— begin PROVIDED RECORDS —

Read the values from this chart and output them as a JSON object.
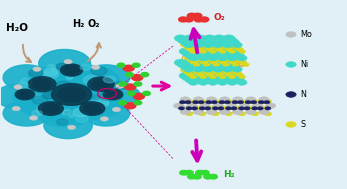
{
  "bg_color": "#e0f0f6",
  "border_color": "#90c0d0",
  "legend_items": [
    {
      "label": "Mo",
      "color": "#c0c0c0",
      "edgecolor": "#888888"
    },
    {
      "label": "Ni",
      "color": "#40d8c8",
      "edgecolor": "#208878"
    },
    {
      "label": "N",
      "color": "#1a2060",
      "edgecolor": "#0a0a30"
    },
    {
      "label": "S",
      "color": "#d8d820",
      "edgecolor": "#909000"
    }
  ],
  "h2o_label": "H₂O",
  "h2_label": "H₂",
  "o2_label": "O₂",
  "pink_arrow_color": "#e000a0",
  "pink_dashed_color": "#e000a0",
  "beige_arrow_color": "#c09878",
  "struct_color_mo": "#c0c0c0",
  "struct_color_ni": "#40d8c8",
  "struct_color_n": "#1a2060",
  "struct_color_s": "#d8d820",
  "struct_bond_color": "#e8a020"
}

— end PROVIDED RECORDS —

PROBLEM TO SOLVE
Leave the pictures out and print the records above exactly as they stand.

RESULT OF THE TASK
Read the values from this chart and output them as a JSON object.
{
  "bg_color": "#e0f0f6",
  "border_color": "#90c0d0",
  "legend_items": [
    {
      "label": "Mo",
      "color": "#c0c0c0",
      "edgecolor": "#888888"
    },
    {
      "label": "Ni",
      "color": "#40d8c8",
      "edgecolor": "#208878"
    },
    {
      "label": "N",
      "color": "#1a2060",
      "edgecolor": "#0a0a30"
    },
    {
      "label": "S",
      "color": "#d8d820",
      "edgecolor": "#909000"
    }
  ],
  "h2o_label": "H₂O",
  "h2_label": "H₂",
  "o2_label": "O₂",
  "pink_arrow_color": "#e000a0",
  "pink_dashed_color": "#e000a0",
  "beige_arrow_color": "#c09878",
  "struct_color_mo": "#c0c0c0",
  "struct_color_ni": "#40d8c8",
  "struct_color_n": "#1a2060",
  "struct_color_s": "#d8d820",
  "struct_bond_color": "#e8a020"
}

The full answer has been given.